◆ **EXERCISE DESCRIPTION**: Copy the entries below exactly. Images do not belong in the copy.
— Begin RECORDS —
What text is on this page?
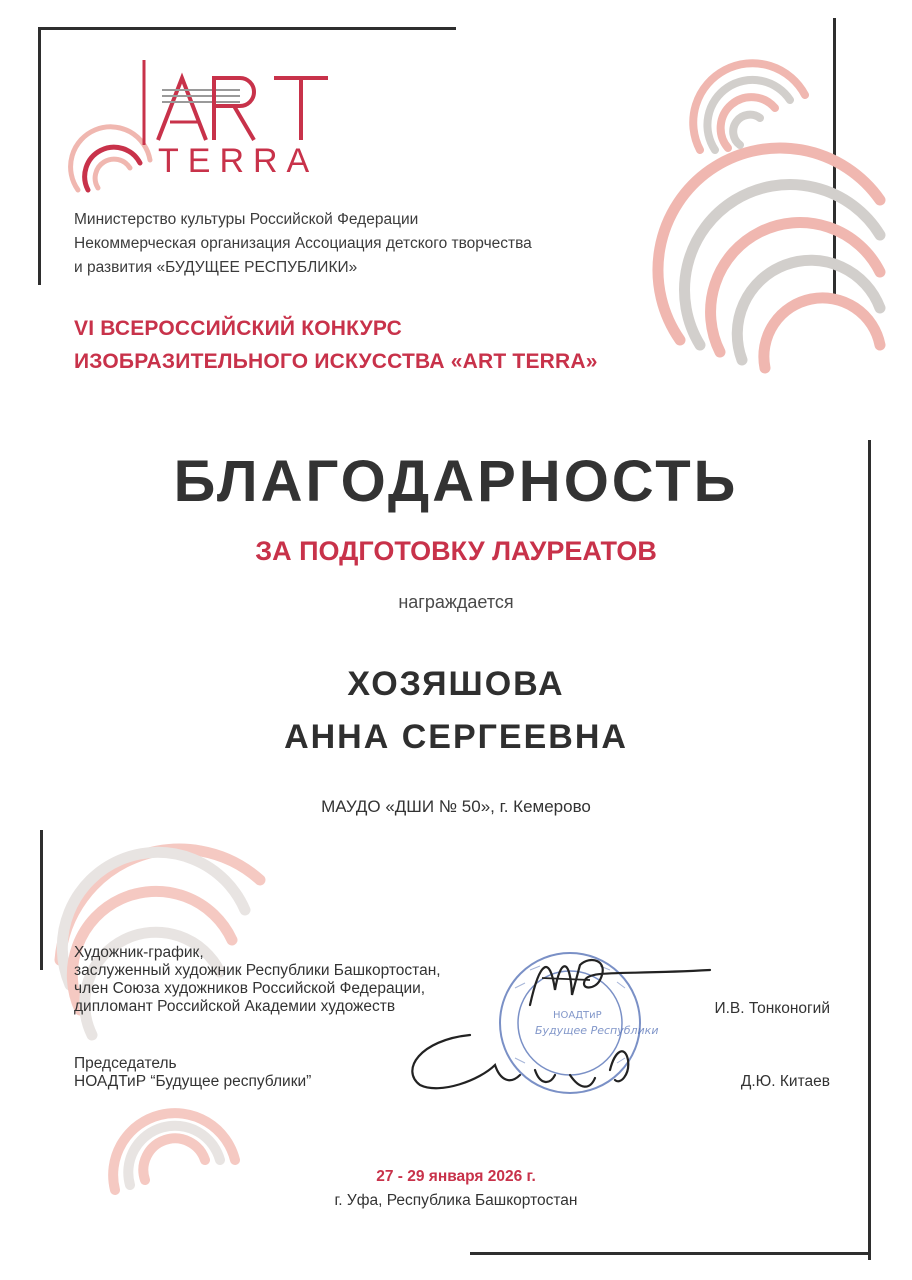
TERRA
Министерство культуры Российской Федерации
Некоммерческая организация Ассоциация детского творчества
и развития «БУДУЩЕЕ РЕСПУБЛИКИ»
VI ВСЕРОССИЙСКИЙ КОНКУРС
ИЗОБРАЗИТЕЛЬНОГО ИСКУССТВА «ART TERRA»
БЛАГОДАРНОСТЬ
ЗА ПОДГОТОВКУ ЛАУРЕАТОВ
награждается
ХОЗЯШОВА
АННА СЕРГЕЕВНА
МАУДО «ДШИ № 50», г. Кемерово
Художник-график,
заслуженный художник Республики Башкортостан,
член Союза художников Российской Федерации,
дипломант Российской Академии художеств	И.В. Тонконогий
Председатель
НОАДТиР “Будущее республики”	Д.Ю. Китаев
НОАДТиР
Будущее Республики
27 - 29 января 2026 г.
г. Уфа, Республика Башкортостан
— End RECORDS —
◆ **EXERCISE OUTPUT**:
What text is on this page?
TERRA
Министерство культуры Российской Федерации
Некоммерческая организация Ассоциация детского творчества
и развития «БУДУЩЕЕ РЕСПУБЛИКИ»
VI ВСЕРОССИЙСКИЙ КОНКУРС
ИЗОБРАЗИТЕЛЬНОГО ИСКУССТВА «ART TERRA»
БЛАГОДАРНОСТЬ
ЗА ПОДГОТОВКУ ЛАУРЕАТОВ
награждается
ХОЗЯШОВА
АННА СЕРГЕЕВНА
МАУДО «ДШИ № 50», г. Кемерово
Художник-график,
заслуженный художник Республики Башкортостан,
член Союза художников Российской Федерации,
дипломант Российской Академии художеств	И.В. Тонконогий
Председатель
НОАДТиР “Будущее республики”	Д.Ю. Китаев
НОАДТиР
Будущее Республики
27 - 29 января 2026 г.
г. Уфа, Республика Башкортостан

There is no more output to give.